§ **Exercise input**
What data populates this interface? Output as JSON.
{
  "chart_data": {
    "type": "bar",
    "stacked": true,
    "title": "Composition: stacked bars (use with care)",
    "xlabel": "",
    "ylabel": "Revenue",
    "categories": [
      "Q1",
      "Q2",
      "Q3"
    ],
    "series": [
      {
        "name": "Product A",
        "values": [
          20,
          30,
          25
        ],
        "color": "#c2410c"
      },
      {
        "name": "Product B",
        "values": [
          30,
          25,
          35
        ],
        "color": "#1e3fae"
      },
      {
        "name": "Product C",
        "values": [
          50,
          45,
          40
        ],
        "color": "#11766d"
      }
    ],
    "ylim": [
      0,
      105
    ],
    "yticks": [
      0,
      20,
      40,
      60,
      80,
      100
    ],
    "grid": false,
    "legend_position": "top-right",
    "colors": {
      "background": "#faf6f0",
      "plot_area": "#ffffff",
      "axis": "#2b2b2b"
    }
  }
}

§ **Work to complete**
Set down every record above exactly as given.

§ **Exercise answer**
What data populates this interface? Output as JSON.
{
  "chart_data": {
    "type": "bar",
    "stacked": true,
    "title": "Composition: stacked bars (use with care)",
    "xlabel": "",
    "ylabel": "Revenue",
    "categories": [
      "Q1",
      "Q2",
      "Q3"
    ],
    "series": [
      {
        "name": "Product A",
        "values": [
          20,
          30,
          25
        ],
        "color": "#c2410c"
      },
      {
        "name": "Product B",
        "values": [
          30,
          25,
          35
        ],
        "color": "#1e3fae"
      },
      {
        "name": "Product C",
        "values": [
          50,
          45,
          40
        ],
        "color": "#11766d"
      }
    ],
    "ylim": [
      0,
      105
    ],
    "yticks": [
      0,
      20,
      40,
      60,
      80,
      100
    ],
    "grid": false,
    "legend_position": "top-right",
    "colors": {
      "background": "#faf6f0",
      "plot_area": "#ffffff",
      "axis": "#2b2b2b"
    }
  }
}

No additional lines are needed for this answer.